» Task description:
Transcribe the records exactly. Pictures do not belong in the transcription.

::: Task input

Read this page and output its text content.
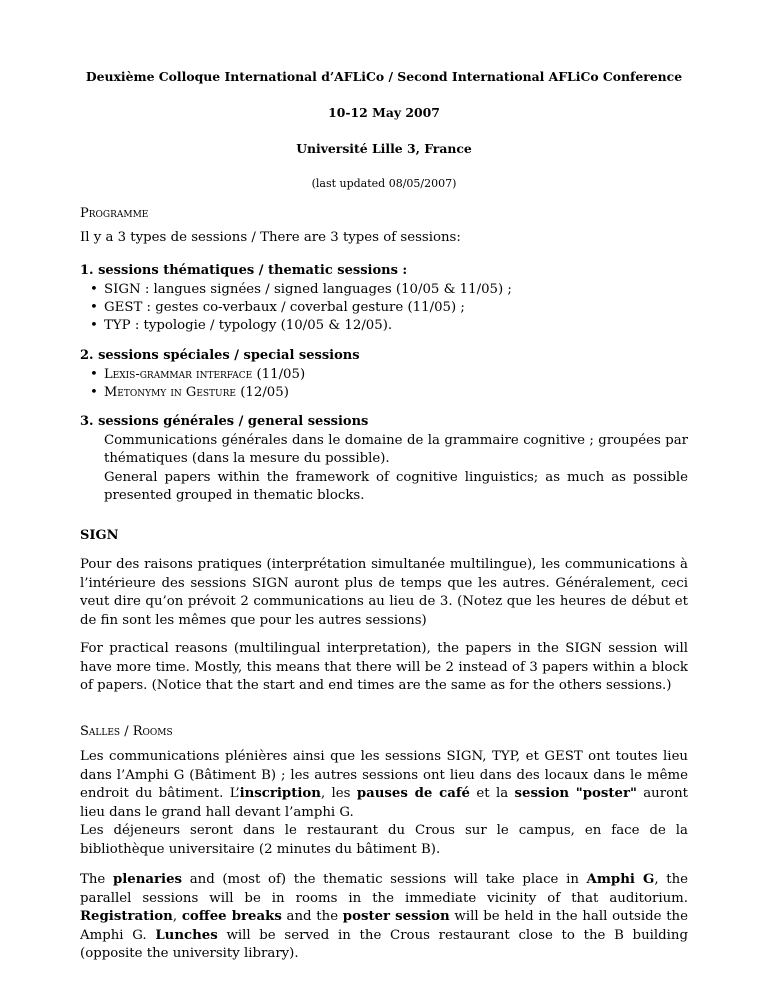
Deuxième Colloque International d’AFLiCo / Second International AFLiCo Conference
10-12 May 2007
Université Lille 3, France
(last updated 08/05/2007)
Programme
Il y a 3 types de sessions / There are 3 types of sessions:
1. sessions thématiques / thematic sessions :
• SIGN : langues signées / signed languages (10/05 & 11/05) ;
• GEST : gestes co-verbaux / coverbal gesture (11/05) ;
• TYP : typologie / typology (10/05 & 12/05).
2. sessions spéciales / special sessions
• Lexis-grammar interface (11/05)
• Metonymy in Gesture (12/05)
3. sessions générales / general sessions
Communications générales dans le domaine de la grammaire cognitive ; groupées par thématiques (dans la mesure du possible).
General papers within the framework of cognitive linguistics; as much as possible presented grouped in thematic blocks.
SIGN
Pour des raisons pratiques (interprétation simultanée multilingue), les communications à l’intérieure des sessions SIGN auront plus de temps que les autres. Généralement, ceci veut dire qu’on prévoit 2 communications au lieu de 3. (Notez que les heures de début et de fin sont les mêmes que pour les autres sessions)
For practical reasons (multilingual interpretation), the papers in the SIGN session will have more time. Mostly, this means that there will be 2 instead of 3 papers within a block of papers. (Notice that the start and end times are the same as for the others sessions.)
Salles / Rooms
Les communications plénières ainsi que les sessions SIGN, TYP, et GEST ont toutes lieu dans l’Amphi G (Bâtiment B) ; les autres sessions ont lieu dans des locaux dans le même endroit du bâtiment. L’inscription, les pauses de café et la session "poster" auront lieu dans le grand hall devant l’amphi G.
Les déjeneurs seront dans le restaurant du Crous sur le campus, en face de la bibliothèque universitaire (2 minutes du bâtiment B).
The plenaries and (most of) the thematic sessions will take place in Amphi G, the parallel sessions will be in rooms in the immediate vicinity of that auditorium. Registration, coffee breaks and the poster session will be held in the hall outside the Amphi G. Lunches will be served in the Crous restaurant close to the B building (opposite the university library).
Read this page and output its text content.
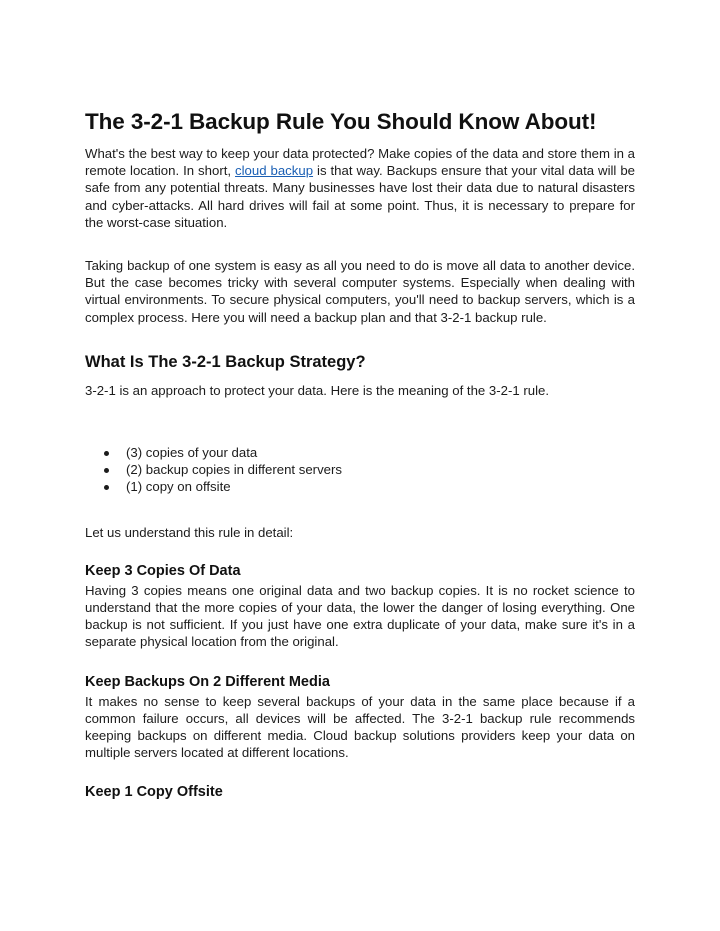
The 3-2-1 Backup Rule You Should Know About!

What's the best way to keep your data protected? Make copies of the data and store them in a remote location. In short, cloud backup is that way. Backups ensure that your vital data will be safe from any potential threats. Many businesses have lost their data due to natural disasters and cyber-attacks. All hard drives will fail at some point. Thus, it is necessary to prepare for the worst-case situation.

Taking backup of one system is easy as all you need to do is move all data to another device. But the case becomes tricky with several computer systems. Especially when dealing with virtual environments. To secure physical computers, you'll need to backup servers, which is a complex process. Here you will need a backup plan and that 3-2-1 backup rule.

What Is The 3-2-1 Backup Strategy?

3-2-1 is an approach to protect your data. Here is the meaning of the 3-2-1 rule.

(3) copies of your data
(2) backup copies in different servers
(1) copy on offsite

Let us understand this rule in detail:

Keep 3 Copies Of Data

Having 3 copies means one original data and two backup copies. It is no rocket science to understand that the more copies of your data, the lower the danger of losing everything. One backup is not sufficient. If you just have one extra duplicate of your data, make sure it's in a separate physical location from the original.

Keep Backups On 2 Different Media

It makes no sense to keep several backups of your data in the same place because if a common failure occurs, all devices will be affected. The 3-2-1 backup rule recommends keeping backups on different media. Cloud backup solutions providers keep your data on multiple servers located at different locations.

Keep 1 Copy Offsite
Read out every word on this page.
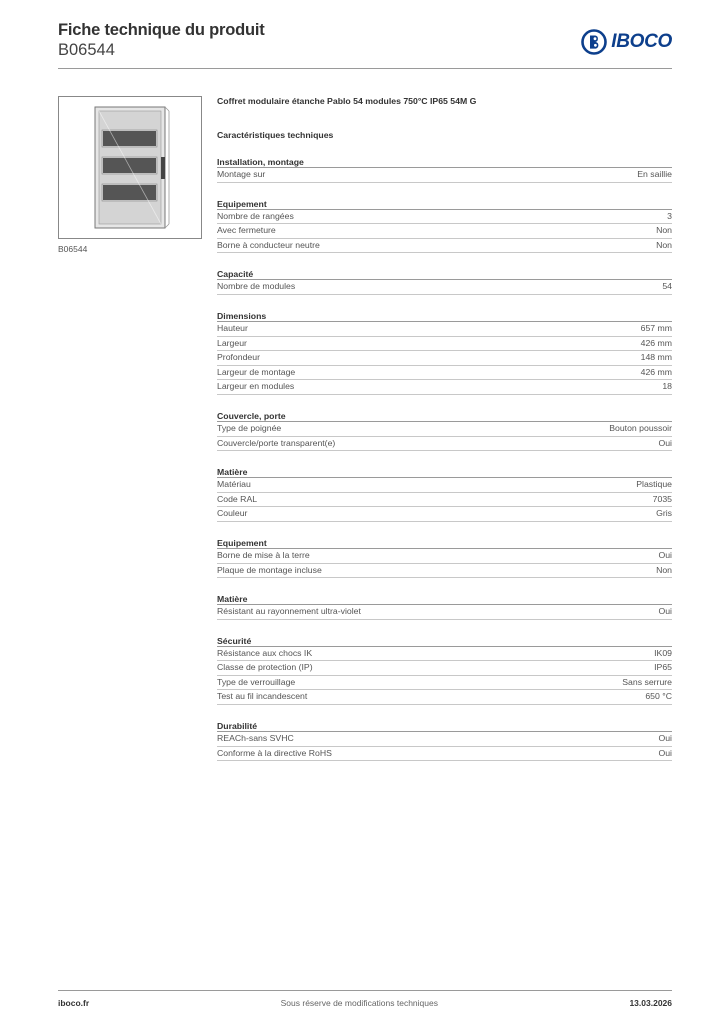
Fiche technique du produit
B06544	IBOCO
B06544
Coffret modulaire étanche Pablo 54 modules 750°C IP65 54M G
Caractéristiques techniques
Installation, montage
Montage sur	En saillie
Equipement
Nombre de rangées	3
Avec fermeture	Non
Borne à conducteur neutre	Non
Capacité
Nombre de modules	54
Dimensions
Hauteur	657 mm
Largeur	426 mm
Profondeur	148 mm
Largeur de montage	426 mm
Largeur en modules	18
Couvercle, porte
Type de poignée	Bouton poussoir
Couvercle/porte transparent(e)	Oui
Matière
Matériau	Plastique
Code RAL	7035
Couleur	Gris
Equipement
Borne de mise à la terre	Oui
Plaque de montage incluse	Non
Matière
Résistant au rayonnement ultra-violet	Oui
Sécurité
Résistance aux chocs IK	IK09
Classe de protection (IP)	IP65
Type de verrouillage	Sans serrure
Test au fil incandescent	650 °C
Durabilité
REACh-sans SVHC	Oui
Conforme à la directive RoHS	Oui
iboco.fr	Sous réserve de modifications techniques	13.03.2026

::::::

» Output for this exercise:
Read this page and output its text content.
Deuxième Colloque International d’AFLiCo / Second International AFLiCo Conference
10-12 May 2007
Université Lille 3, France
(last updated 08/05/2007)
Programme
Il y a 3 types de sessions / There are 3 types of sessions:
1. sessions thématiques / thematic sessions :
• SIGN : langues signées / signed languages (10/05 & 11/05) ;
• GEST : gestes co-verbaux / coverbal gesture (11/05) ;
• TYP : typologie / typology (10/05 & 12/05).
2. sessions spéciales / special sessions
• Lexis-grammar interface (11/05)
• Metonymy in Gesture (12/05)
3. sessions générales / general sessions
Communications générales dans le domaine de la grammaire cognitive ; groupées par thématiques (dans la mesure du possible).
General papers within the framework of cognitive linguistics; as much as possible presented grouped in thematic blocks.
SIGN
Pour des raisons pratiques (interprétation simultanée multilingue), les communications à l’intérieure des sessions SIGN auront plus de temps que les autres. Généralement, ceci veut dire qu’on prévoit 2 communications au lieu de 3. (Notez que les heures de début et de fin sont les mêmes que pour les autres sessions)
For practical reasons (multilingual interpretation), the papers in the SIGN session will have more time. Mostly, this means that there will be 2 instead of 3 papers within a block of papers. (Notice that the start and end times are the same as for the others sessions.)
Salles / Rooms
Les communications plénières ainsi que les sessions SIGN, TYP, et GEST ont toutes lieu dans l’Amphi G (Bâtiment B) ; les autres sessions ont lieu dans des locaux dans le même endroit du bâtiment. L’inscription, les pauses de café et la session "poster" auront lieu dans le grand hall devant l’amphi G.
Les déjeneurs seront dans le restaurant du Crous sur le campus, en face de la bibliothèque universitaire (2 minutes du bâtiment B).
The plenaries and (most of) the thematic sessions will take place in Amphi G, the parallel sessions will be in rooms in the immediate vicinity of that auditorium. Registration, coffee breaks and the poster session will be held in the hall outside the Amphi G. Lunches will be served in the Crous restaurant close to the B building (opposite the university library).
Read this page and output its text content.
The 3-2-1 Backup Rule You Should Know About!

What's the best way to keep your data protected? Make copies of the data and store them in a remote location. In short, cloud backup is that way. Backups ensure that your vital data will be safe from any potential threats. Many businesses have lost their data due to natural disasters and cyber-attacks. All hard drives will fail at some point. Thus, it is necessary to prepare for the worst-case situation.

Taking backup of one system is easy as all you need to do is move all data to another device. But the case becomes tricky with several computer systems. Especially when dealing with virtual environments. To secure physical computers, you'll need to backup servers, which is a complex process. Here you will need a backup plan and that 3-2-1 backup rule.

What Is The 3-2-1 Backup Strategy?

3-2-1 is an approach to protect your data. Here is the meaning of the 3-2-1 rule.

(3) copies of your data
(2) backup copies in different servers
(1) copy on offsite

Let us understand this rule in detail:

Keep 3 Copies Of Data

Having 3 copies means one original data and two backup copies. It is no rocket science to understand that the more copies of your data, the lower the danger of losing everything. One backup is not sufficient. If you just have one extra duplicate of your data, make sure it's in a separate physical location from the original.

Keep Backups On 2 Different Media

It makes no sense to keep several backups of your data in the same place because if a common failure occurs, all devices will be affected. The 3-2-1 backup rule recommends keeping backups on different media. Cloud backup solutions providers keep your data on multiple servers located at different locations.

Keep 1 Copy Offsite
Read out every word on this page.
Fiche technique du produit
B06544	IBOCO
B06544
Coffret modulaire étanche Pablo 54 modules 750°C IP65 54M G
Caractéristiques techniques
Installation, montage
Montage sur	En saillie
Equipement
Nombre de rangées	3
Avec fermeture	Non
Borne à conducteur neutre	Non
Capacité
Nombre de modules	54
Dimensions
Hauteur	657 mm
Largeur	426 mm
Profondeur	148 mm
Largeur de montage	426 mm
Largeur en modules	18
Couvercle, porte
Type de poignée	Bouton poussoir
Couvercle/porte transparent(e)	Oui
Matière
Matériau	Plastique
Code RAL	7035
Couleur	Gris
Equipement
Borne de mise à la terre	Oui
Plaque de montage incluse	Non
Matière
Résistant au rayonnement ultra-violet	Oui
Sécurité
Résistance aux chocs IK	IK09
Classe de protection (IP)	IP65
Type de verrouillage	Sans serrure
Test au fil incandescent	650 °C
Durabilité
REACh-sans SVHC	Oui
Conforme à la directive RoHS	Oui
iboco.fr	Sous réserve de modifications techniques	13.03.2026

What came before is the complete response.